● **What is required**
Copy all of the material word for word, except for the pictures.
□ □ □ □ □ □ □
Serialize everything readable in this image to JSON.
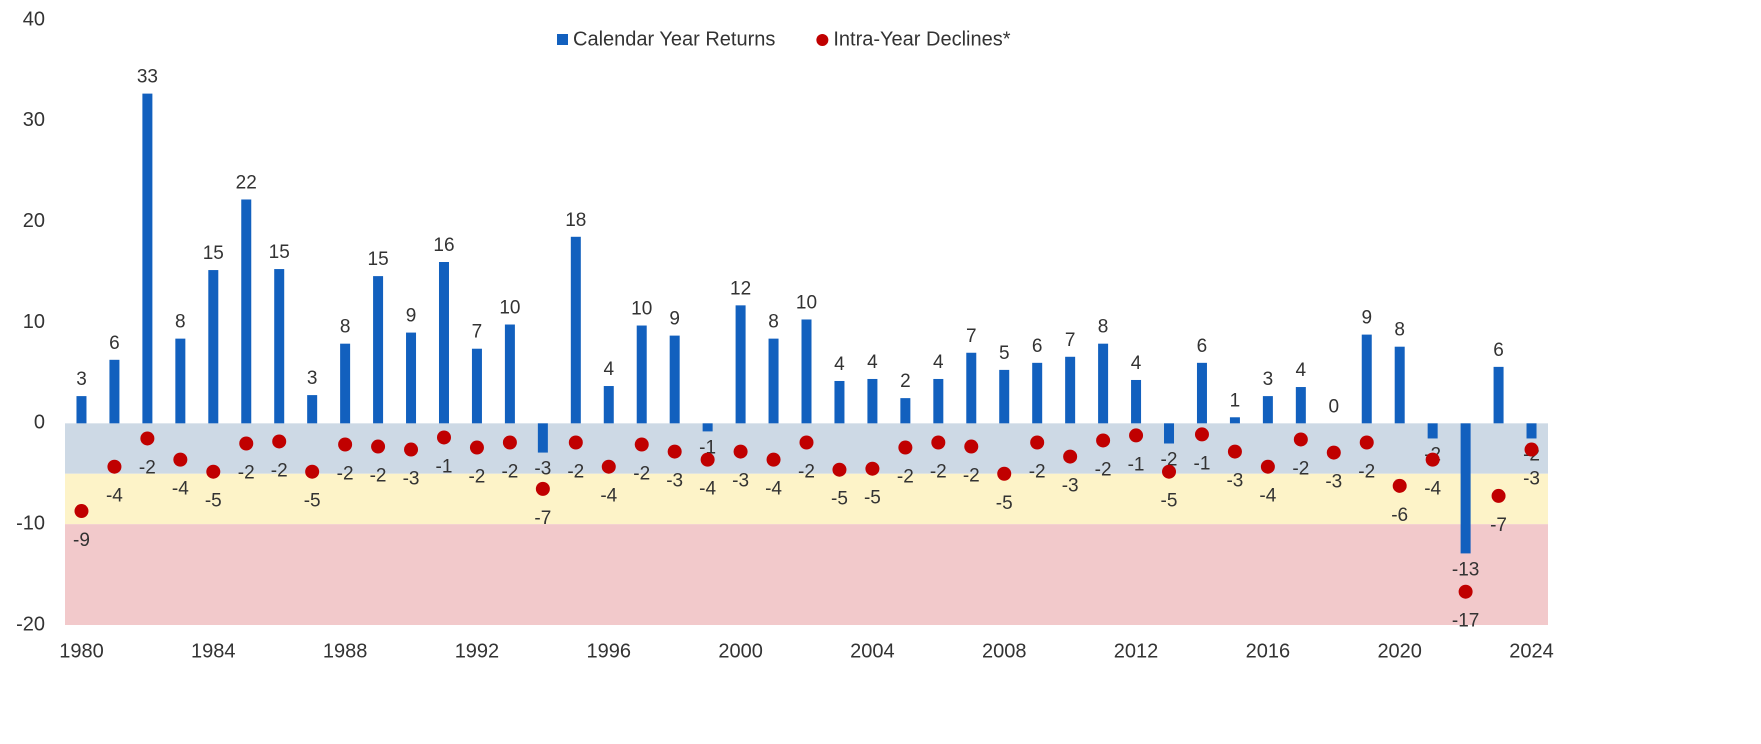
{
  "chart_data": {
    "type": "bar",
    "categories": [
      "1980",
      null,
      null,
      null,
      "1984",
      null,
      null,
      null,
      "1988",
      null,
      null,
      null,
      "1992",
      null,
      null,
      null,
      "1996",
      null,
      null,
      null,
      "2000",
      null,
      null,
      null,
      "2004",
      null,
      null,
      null,
      "2008",
      null,
      null,
      null,
      "2012",
      null,
      null,
      null,
      "2016",
      null,
      null,
      null,
      "2020",
      null,
      null,
      null,
      "2024"
    ],
    "series": [
      {
        "name": "Calendar Year Returns",
        "type": "bar",
        "color": "#1260be",
        "values": [
          2.7,
          6.3,
          32.7,
          8.4,
          15.2,
          22.2,
          15.3,
          2.8,
          7.9,
          14.6,
          9.0,
          16.0,
          7.4,
          9.8,
          -2.9,
          18.5,
          3.7,
          9.7,
          8.7,
          -0.8,
          11.7,
          8.4,
          10.3,
          4.2,
          4.4,
          2.5,
          4.4,
          7.0,
          5.3,
          6.0,
          6.6,
          7.9,
          4.3,
          -2.0,
          6.0,
          0.6,
          2.7,
          3.6,
          0.0,
          8.8,
          7.6,
          -1.5,
          -12.9,
          5.6,
          -1.5
        ],
        "value_labels": [
          "3",
          "6",
          "33",
          "8",
          "15",
          "22",
          "15",
          "3",
          "8",
          "15",
          "9",
          "16",
          "7",
          "10",
          "-3",
          "18",
          "4",
          "10",
          "9",
          "-1",
          "12",
          "8",
          "10",
          "4",
          "4",
          "2",
          "4",
          "7",
          "5",
          "6",
          "7",
          "8",
          "4",
          "-2",
          "6",
          "1",
          "3",
          "4",
          "0",
          "9",
          "8",
          "-2",
          "-13",
          "6",
          "-2"
        ]
      },
      {
        "name": "Intra-Year Declines*",
        "type": "scatter",
        "color": "#c00000",
        "values": [
          -8.7,
          -4.3,
          -1.5,
          -3.6,
          -4.8,
          -2.0,
          -1.8,
          -4.8,
          -2.1,
          -2.3,
          -2.6,
          -1.4,
          -2.4,
          -1.9,
          -6.5,
          -1.9,
          -4.3,
          -2.1,
          -2.8,
          -3.6,
          -2.8,
          -3.6,
          -1.9,
          -4.6,
          -4.5,
          -2.4,
          -1.9,
          -2.3,
          -5.0,
          -1.9,
          -3.3,
          -1.7,
          -1.2,
          -4.8,
          -1.1,
          -2.8,
          -4.3,
          -1.6,
          -2.9,
          -1.9,
          -6.2,
          -3.6,
          -16.7,
          -7.2,
          -2.6
        ],
        "value_labels": [
          "-9",
          "-4",
          "-2",
          "-4",
          "-5",
          "-2",
          "-2",
          "-5",
          "-2",
          "-2",
          "-3",
          "-1",
          "-2",
          "-2",
          "-7",
          "-2",
          "-4",
          "-2",
          "-3",
          "-4",
          "-3",
          "-4",
          "-2",
          "-5",
          "-5",
          "-2",
          "-2",
          "-2",
          "-5",
          "-2",
          "-3",
          "-2",
          "-1",
          "-5",
          "-1",
          "-3",
          "-4",
          "-2",
          "-3",
          "-2",
          "-6",
          "-4",
          "-17",
          "-7",
          "-3"
        ]
      }
    ],
    "ylim": [
      -20,
      40
    ],
    "yticks": [
      -20,
      -10,
      0,
      10,
      20,
      30,
      40
    ],
    "grid": false,
    "legend": "top",
    "bands": [
      {
        "from": 0,
        "to": -5,
        "color": "#cdd9e5"
      },
      {
        "from": -5,
        "to": -10,
        "color": "#fdf3c8"
      },
      {
        "from": -10,
        "to": -20,
        "color": "#f2c9cb"
      }
    ]
  }
}
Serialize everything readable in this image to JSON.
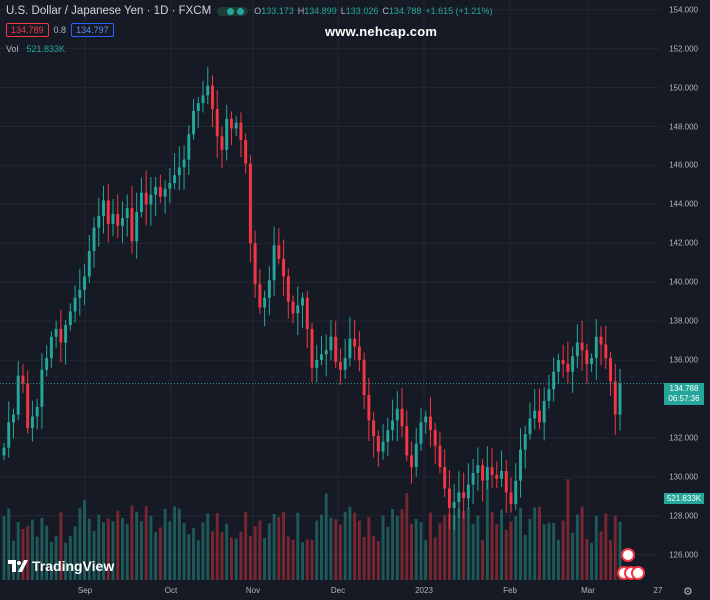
□ □ □ □ □ □ □
● **Result of the task**
Serialize everything readable in this image to JSON.
{
  "chart_data": {
    "type": "bar",
    "categories": [
      "1980",
      null,
      null,
      null,
      "1984",
      null,
      null,
      null,
      "1988",
      null,
      null,
      null,
      "1992",
      null,
      null,
      null,
      "1996",
      null,
      null,
      null,
      "2000",
      null,
      null,
      null,
      "2004",
      null,
      null,
      null,
      "2008",
      null,
      null,
      null,
      "2012",
      null,
      null,
      null,
      "2016",
      null,
      null,
      null,
      "2020",
      null,
      null,
      null,
      "2024"
    ],
    "series": [
      {
        "name": "Calendar Year Returns",
        "type": "bar",
        "color": "#1260be",
        "values": [
          2.7,
          6.3,
          32.7,
          8.4,
          15.2,
          22.2,
          15.3,
          2.8,
          7.9,
          14.6,
          9.0,
          16.0,
          7.4,
          9.8,
          -2.9,
          18.5,
          3.7,
          9.7,
          8.7,
          -0.8,
          11.7,
          8.4,
          10.3,
          4.2,
          4.4,
          2.5,
          4.4,
          7.0,
          5.3,
          6.0,
          6.6,
          7.9,
          4.3,
          -2.0,
          6.0,
          0.6,
          2.7,
          3.6,
          0.0,
          8.8,
          7.6,
          -1.5,
          -12.9,
          5.6,
          -1.5
        ],
        "value_labels": [
          "3",
          "6",
          "33",
          "8",
          "15",
          "22",
          "15",
          "3",
          "8",
          "15",
          "9",
          "16",
          "7",
          "10",
          "-3",
          "18",
          "4",
          "10",
          "9",
          "-1",
          "12",
          "8",
          "10",
          "4",
          "4",
          "2",
          "4",
          "7",
          "5",
          "6",
          "7",
          "8",
          "4",
          "-2",
          "6",
          "1",
          "3",
          "4",
          "0",
          "9",
          "8",
          "-2",
          "-13",
          "6",
          "-2"
        ]
      },
      {
        "name": "Intra-Year Declines*",
        "type": "scatter",
        "color": "#c00000",
        "values": [
          -8.7,
          -4.3,
          -1.5,
          -3.6,
          -4.8,
          -2.0,
          -1.8,
          -4.8,
          -2.1,
          -2.3,
          -2.6,
          -1.4,
          -2.4,
          -1.9,
          -6.5,
          -1.9,
          -4.3,
          -2.1,
          -2.8,
          -3.6,
          -2.8,
          -3.6,
          -1.9,
          -4.6,
          -4.5,
          -2.4,
          -1.9,
          -2.3,
          -5.0,
          -1.9,
          -3.3,
          -1.7,
          -1.2,
          -4.8,
          -1.1,
          -2.8,
          -4.3,
          -1.6,
          -2.9,
          -1.9,
          -6.2,
          -3.6,
          -16.7,
          -7.2,
          -2.6
        ],
        "value_labels": [
          "-9",
          "-4",
          "-2",
          "-4",
          "-5",
          "-2",
          "-2",
          "-5",
          "-2",
          "-2",
          "-3",
          "-1",
          "-2",
          "-2",
          "-7",
          "-2",
          "-4",
          "-2",
          "-3",
          "-4",
          "-3",
          "-4",
          "-2",
          "-5",
          "-5",
          "-2",
          "-2",
          "-2",
          "-5",
          "-2",
          "-3",
          "-2",
          "-1",
          "-5",
          "-1",
          "-3",
          "-4",
          "-2",
          "-3",
          "-2",
          "-6",
          "-4",
          "-17",
          "-7",
          "-3"
        ]
      }
    ],
    "ylim": [
      -20,
      40
    ],
    "yticks": [
      -20,
      -10,
      0,
      10,
      20,
      30,
      40
    ],
    "grid": false,
    "legend": "top",
    "bands": [
      {
        "from": 0,
        "to": -5,
        "color": "#cdd9e5"
      },
      {
        "from": -5,
        "to": -10,
        "color": "#fdf3c8"
      },
      {
        "from": -10,
        "to": -20,
        "color": "#f2c9cb"
      }
    ]
  }
}
Serialize everything readable in this image to JSON.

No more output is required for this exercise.